§ **To do**: Copy the full set of lines exactly as given.

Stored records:
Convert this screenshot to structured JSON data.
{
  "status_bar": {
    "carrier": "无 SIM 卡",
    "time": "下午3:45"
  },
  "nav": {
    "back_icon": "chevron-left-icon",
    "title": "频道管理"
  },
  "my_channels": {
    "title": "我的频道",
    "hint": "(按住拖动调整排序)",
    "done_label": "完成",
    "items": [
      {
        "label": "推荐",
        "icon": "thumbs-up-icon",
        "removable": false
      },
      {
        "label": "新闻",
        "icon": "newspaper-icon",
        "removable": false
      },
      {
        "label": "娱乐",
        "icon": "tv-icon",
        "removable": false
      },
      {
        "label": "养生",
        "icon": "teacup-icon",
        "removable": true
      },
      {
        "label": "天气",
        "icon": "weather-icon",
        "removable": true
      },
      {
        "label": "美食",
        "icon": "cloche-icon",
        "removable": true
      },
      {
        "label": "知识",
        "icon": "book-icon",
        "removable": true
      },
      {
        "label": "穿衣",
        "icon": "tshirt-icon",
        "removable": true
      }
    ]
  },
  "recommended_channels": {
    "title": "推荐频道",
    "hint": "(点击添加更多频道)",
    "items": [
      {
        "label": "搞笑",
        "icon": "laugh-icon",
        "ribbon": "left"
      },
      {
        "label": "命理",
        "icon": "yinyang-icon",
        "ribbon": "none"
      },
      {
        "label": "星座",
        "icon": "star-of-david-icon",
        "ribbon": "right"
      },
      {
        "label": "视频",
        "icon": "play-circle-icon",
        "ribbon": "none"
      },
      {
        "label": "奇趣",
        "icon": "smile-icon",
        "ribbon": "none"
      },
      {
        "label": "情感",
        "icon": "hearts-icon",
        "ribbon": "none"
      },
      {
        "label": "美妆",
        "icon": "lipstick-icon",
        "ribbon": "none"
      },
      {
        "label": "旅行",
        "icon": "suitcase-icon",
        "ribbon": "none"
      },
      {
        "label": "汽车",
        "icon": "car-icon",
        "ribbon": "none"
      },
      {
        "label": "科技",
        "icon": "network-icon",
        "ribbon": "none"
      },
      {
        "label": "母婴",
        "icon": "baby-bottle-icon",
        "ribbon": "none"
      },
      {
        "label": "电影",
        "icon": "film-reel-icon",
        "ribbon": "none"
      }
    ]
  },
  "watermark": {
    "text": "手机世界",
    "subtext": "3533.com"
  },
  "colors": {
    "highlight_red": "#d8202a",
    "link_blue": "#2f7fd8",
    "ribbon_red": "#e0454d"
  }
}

§ **Solution for this task**:
Convert this screenshot to structured JSON data.
{
  "status_bar": {
    "carrier": "无 SIM 卡",
    "time": "下午3:45"
  },
  "nav": {
    "back_icon": "chevron-left-icon",
    "title": "频道管理"
  },
  "my_channels": {
    "title": "我的频道",
    "hint": "(按住拖动调整排序)",
    "done_label": "完成",
    "items": [
      {
        "label": "推荐",
        "icon": "thumbs-up-icon",
        "removable": false
      },
      {
        "label": "新闻",
        "icon": "newspaper-icon",
        "removable": false
      },
      {
        "label": "娱乐",
        "icon": "tv-icon",
        "removable": false
      },
      {
        "label": "养生",
        "icon": "teacup-icon",
        "removable": true
      },
      {
        "label": "天气",
        "icon": "weather-icon",
        "removable": true
      },
      {
        "label": "美食",
        "icon": "cloche-icon",
        "removable": true
      },
      {
        "label": "知识",
        "icon": "book-icon",
        "removable": true
      },
      {
        "label": "穿衣",
        "icon": "tshirt-icon",
        "removable": true
      }
    ]
  },
  "recommended_channels": {
    "title": "推荐频道",
    "hint": "(点击添加更多频道)",
    "items": [
      {
        "label": "搞笑",
        "icon": "laugh-icon",
        "ribbon": "left"
      },
      {
        "label": "命理",
        "icon": "yinyang-icon",
        "ribbon": "none"
      },
      {
        "label": "星座",
        "icon": "star-of-david-icon",
        "ribbon": "right"
      },
      {
        "label": "视频",
        "icon": "play-circle-icon",
        "ribbon": "none"
      },
      {
        "label": "奇趣",
        "icon": "smile-icon",
        "ribbon": "none"
      },
      {
        "label": "情感",
        "icon": "hearts-icon",
        "ribbon": "none"
      },
      {
        "label": "美妆",
        "icon": "lipstick-icon",
        "ribbon": "none"
      },
      {
        "label": "旅行",
        "icon": "suitcase-icon",
        "ribbon": "none"
      },
      {
        "label": "汽车",
        "icon": "car-icon",
        "ribbon": "none"
      },
      {
        "label": "科技",
        "icon": "network-icon",
        "ribbon": "none"
      },
      {
        "label": "母婴",
        "icon": "baby-bottle-icon",
        "ribbon": "none"
      },
      {
        "label": "电影",
        "icon": "film-reel-icon",
        "ribbon": "none"
      }
    ]
  },
  "watermark": {
    "text": "手机世界",
    "subtext": "3533.com"
  },
  "colors": {
    "highlight_red": "#d8202a",
    "link_blue": "#2f7fd8",
    "ribbon_red": "#e0454d"
  }
}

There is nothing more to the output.